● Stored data
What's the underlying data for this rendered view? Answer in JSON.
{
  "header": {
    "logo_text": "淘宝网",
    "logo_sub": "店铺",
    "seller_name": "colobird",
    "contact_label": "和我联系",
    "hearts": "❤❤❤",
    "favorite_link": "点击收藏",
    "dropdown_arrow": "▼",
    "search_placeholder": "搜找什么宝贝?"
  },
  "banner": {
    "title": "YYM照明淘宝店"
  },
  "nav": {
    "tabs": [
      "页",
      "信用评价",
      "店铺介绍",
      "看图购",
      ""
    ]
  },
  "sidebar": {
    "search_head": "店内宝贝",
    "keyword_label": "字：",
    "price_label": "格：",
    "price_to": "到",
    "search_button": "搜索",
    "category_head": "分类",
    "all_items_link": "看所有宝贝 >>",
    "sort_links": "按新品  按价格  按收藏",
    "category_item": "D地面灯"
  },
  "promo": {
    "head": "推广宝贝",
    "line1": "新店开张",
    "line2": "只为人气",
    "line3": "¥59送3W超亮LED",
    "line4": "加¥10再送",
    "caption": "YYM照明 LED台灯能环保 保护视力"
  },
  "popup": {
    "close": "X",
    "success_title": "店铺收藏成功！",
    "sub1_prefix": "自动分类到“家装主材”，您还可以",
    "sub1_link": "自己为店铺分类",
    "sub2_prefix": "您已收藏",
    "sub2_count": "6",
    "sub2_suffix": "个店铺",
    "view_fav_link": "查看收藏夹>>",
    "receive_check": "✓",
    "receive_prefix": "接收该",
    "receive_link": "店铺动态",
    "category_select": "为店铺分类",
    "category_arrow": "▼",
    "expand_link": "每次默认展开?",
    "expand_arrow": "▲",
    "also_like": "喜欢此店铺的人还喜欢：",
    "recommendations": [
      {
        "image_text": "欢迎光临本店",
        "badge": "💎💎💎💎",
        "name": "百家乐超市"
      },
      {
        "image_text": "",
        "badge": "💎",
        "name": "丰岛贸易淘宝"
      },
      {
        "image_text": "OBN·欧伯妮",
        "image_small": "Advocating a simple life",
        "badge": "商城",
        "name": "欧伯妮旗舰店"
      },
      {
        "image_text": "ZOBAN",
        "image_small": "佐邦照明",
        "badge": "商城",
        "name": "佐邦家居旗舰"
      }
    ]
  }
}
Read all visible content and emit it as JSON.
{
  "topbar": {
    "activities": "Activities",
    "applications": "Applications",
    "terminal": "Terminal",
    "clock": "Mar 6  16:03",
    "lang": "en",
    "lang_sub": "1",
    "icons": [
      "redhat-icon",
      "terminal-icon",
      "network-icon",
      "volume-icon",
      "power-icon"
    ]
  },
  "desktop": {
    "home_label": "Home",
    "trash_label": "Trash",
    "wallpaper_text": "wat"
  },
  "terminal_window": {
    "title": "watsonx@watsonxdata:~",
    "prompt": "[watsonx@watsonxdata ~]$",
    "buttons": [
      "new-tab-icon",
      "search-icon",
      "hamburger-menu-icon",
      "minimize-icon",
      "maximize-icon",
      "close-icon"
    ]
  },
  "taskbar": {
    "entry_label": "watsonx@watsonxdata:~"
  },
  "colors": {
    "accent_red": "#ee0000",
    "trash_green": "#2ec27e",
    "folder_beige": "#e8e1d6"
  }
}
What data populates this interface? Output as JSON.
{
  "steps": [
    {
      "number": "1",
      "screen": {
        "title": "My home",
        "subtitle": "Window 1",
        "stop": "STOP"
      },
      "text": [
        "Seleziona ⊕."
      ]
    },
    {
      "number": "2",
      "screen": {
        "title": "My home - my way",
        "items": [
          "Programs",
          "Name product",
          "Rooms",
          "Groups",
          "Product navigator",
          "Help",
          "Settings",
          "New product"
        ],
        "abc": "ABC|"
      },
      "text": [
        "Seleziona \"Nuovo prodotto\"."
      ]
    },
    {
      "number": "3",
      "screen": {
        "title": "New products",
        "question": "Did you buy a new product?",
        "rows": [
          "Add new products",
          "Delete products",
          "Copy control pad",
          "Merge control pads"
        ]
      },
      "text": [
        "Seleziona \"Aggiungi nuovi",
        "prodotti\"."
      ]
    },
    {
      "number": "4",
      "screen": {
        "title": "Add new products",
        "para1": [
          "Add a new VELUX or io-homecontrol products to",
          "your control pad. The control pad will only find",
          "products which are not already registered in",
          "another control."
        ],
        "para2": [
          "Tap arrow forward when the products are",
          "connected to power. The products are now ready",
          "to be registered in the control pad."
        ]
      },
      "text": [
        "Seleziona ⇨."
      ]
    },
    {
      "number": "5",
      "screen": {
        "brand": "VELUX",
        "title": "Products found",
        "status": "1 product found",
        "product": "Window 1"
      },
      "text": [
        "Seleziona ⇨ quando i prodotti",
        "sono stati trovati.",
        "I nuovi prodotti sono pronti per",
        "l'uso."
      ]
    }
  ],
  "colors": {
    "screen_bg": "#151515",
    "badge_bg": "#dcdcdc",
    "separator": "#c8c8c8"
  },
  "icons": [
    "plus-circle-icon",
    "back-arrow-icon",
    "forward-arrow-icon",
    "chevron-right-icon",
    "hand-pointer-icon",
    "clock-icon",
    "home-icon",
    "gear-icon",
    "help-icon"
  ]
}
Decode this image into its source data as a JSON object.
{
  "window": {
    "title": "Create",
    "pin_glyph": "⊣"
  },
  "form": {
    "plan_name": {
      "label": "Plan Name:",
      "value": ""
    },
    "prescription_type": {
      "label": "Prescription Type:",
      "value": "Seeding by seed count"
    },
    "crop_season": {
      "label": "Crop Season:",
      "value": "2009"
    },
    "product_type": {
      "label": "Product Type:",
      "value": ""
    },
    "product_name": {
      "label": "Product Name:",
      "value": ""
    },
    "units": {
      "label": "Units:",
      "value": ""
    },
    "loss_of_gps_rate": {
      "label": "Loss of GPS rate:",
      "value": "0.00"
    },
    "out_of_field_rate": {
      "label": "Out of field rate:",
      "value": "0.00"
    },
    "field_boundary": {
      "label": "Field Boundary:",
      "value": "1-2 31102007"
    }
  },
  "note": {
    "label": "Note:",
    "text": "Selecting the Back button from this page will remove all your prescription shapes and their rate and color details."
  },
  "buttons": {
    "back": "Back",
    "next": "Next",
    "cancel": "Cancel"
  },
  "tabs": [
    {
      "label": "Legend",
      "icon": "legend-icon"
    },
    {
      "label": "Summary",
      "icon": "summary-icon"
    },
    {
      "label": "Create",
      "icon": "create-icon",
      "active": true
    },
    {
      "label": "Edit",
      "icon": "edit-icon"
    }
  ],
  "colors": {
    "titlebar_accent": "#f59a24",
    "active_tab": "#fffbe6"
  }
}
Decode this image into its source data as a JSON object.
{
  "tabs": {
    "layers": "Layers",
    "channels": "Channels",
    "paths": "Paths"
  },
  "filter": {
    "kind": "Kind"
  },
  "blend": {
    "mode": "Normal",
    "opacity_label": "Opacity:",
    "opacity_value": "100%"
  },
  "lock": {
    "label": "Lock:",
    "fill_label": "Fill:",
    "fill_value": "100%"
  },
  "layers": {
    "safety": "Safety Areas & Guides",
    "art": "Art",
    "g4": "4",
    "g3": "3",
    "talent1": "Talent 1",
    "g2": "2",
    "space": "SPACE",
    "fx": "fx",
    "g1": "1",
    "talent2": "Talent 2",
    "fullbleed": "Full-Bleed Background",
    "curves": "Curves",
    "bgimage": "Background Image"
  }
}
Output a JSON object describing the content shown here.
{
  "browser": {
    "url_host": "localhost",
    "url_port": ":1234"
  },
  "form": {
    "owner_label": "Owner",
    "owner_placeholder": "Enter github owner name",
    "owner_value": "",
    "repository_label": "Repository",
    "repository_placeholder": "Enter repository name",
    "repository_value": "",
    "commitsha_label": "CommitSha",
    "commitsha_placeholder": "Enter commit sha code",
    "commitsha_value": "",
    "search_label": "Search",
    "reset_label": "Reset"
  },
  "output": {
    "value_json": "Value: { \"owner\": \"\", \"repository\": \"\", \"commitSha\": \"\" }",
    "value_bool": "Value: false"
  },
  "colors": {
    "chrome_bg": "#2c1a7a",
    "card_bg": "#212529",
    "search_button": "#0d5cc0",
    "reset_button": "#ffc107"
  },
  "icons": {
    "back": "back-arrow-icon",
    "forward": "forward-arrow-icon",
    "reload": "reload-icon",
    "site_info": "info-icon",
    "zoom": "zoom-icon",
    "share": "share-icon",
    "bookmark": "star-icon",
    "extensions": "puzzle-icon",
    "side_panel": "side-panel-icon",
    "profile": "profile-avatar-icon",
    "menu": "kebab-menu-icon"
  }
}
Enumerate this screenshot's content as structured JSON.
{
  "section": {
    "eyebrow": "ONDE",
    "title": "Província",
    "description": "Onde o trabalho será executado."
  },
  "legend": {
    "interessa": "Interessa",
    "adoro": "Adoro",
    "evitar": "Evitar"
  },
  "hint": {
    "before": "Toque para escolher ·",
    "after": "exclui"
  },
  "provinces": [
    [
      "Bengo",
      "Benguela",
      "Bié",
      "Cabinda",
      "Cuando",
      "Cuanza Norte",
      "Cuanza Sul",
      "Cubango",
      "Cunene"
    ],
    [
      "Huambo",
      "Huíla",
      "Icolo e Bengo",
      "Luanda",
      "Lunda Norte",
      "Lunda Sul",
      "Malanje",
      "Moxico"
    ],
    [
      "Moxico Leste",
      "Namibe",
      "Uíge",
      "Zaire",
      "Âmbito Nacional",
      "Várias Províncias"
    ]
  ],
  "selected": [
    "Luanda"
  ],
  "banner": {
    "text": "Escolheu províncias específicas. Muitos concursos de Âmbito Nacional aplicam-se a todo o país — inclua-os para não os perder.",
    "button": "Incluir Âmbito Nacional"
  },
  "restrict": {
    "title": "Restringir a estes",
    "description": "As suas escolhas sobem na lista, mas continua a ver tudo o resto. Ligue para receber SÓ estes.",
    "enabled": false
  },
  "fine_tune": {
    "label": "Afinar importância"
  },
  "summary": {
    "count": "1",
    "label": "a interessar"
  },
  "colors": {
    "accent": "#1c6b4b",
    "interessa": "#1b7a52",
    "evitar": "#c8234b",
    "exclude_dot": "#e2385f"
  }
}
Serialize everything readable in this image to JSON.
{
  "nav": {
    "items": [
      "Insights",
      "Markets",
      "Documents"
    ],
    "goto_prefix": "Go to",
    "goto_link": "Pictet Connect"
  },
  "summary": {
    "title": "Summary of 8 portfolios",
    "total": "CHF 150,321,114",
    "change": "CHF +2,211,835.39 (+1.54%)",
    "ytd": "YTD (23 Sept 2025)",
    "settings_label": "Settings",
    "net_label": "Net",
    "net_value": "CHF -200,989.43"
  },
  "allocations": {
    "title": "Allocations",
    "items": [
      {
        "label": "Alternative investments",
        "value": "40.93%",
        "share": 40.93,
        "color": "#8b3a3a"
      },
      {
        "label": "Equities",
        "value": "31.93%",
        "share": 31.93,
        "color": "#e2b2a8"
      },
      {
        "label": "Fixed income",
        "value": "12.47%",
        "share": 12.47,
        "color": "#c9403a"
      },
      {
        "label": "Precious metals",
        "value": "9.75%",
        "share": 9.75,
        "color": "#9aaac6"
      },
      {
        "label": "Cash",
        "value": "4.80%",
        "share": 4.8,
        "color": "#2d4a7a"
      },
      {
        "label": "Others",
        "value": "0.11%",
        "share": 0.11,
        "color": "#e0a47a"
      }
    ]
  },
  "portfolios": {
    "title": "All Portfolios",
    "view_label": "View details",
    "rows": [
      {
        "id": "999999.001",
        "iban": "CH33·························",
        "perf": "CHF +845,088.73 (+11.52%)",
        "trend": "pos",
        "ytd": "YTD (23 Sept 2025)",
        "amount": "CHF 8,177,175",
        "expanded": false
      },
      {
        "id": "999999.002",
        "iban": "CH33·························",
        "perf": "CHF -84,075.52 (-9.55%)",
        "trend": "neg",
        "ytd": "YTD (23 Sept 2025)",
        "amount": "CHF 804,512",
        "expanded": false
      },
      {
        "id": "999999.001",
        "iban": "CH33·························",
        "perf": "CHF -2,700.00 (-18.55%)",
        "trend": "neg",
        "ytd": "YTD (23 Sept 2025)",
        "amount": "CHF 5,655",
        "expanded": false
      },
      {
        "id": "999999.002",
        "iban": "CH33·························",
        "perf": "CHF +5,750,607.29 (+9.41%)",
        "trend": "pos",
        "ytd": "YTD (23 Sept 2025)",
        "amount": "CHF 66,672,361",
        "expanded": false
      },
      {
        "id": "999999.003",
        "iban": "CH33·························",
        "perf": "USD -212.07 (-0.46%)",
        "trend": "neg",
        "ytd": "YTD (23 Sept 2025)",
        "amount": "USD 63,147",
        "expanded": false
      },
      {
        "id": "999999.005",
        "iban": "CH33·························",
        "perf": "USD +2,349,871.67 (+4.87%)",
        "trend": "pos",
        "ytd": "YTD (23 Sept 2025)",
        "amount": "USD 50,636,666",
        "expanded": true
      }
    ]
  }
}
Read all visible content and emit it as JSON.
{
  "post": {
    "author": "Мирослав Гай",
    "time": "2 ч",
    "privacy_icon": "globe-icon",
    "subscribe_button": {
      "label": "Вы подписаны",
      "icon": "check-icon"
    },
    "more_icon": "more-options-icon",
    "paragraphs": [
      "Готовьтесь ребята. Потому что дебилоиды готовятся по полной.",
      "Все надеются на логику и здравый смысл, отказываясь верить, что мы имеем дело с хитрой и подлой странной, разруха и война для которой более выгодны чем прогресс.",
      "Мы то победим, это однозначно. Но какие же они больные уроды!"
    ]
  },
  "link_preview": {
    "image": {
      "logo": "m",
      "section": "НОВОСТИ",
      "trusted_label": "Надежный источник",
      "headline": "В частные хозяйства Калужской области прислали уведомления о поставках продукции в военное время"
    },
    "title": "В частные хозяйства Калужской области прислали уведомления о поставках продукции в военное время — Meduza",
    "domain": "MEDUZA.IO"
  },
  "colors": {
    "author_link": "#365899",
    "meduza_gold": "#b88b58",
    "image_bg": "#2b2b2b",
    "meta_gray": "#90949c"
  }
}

● REQUEST
Review the material and copy each line in which the word "forward" appears.

● EXERCISE SOLUTION
          "Tap arrow forward when the products are",
    "forward-arrow-icon",
    "forward": "forward-arrow-icon",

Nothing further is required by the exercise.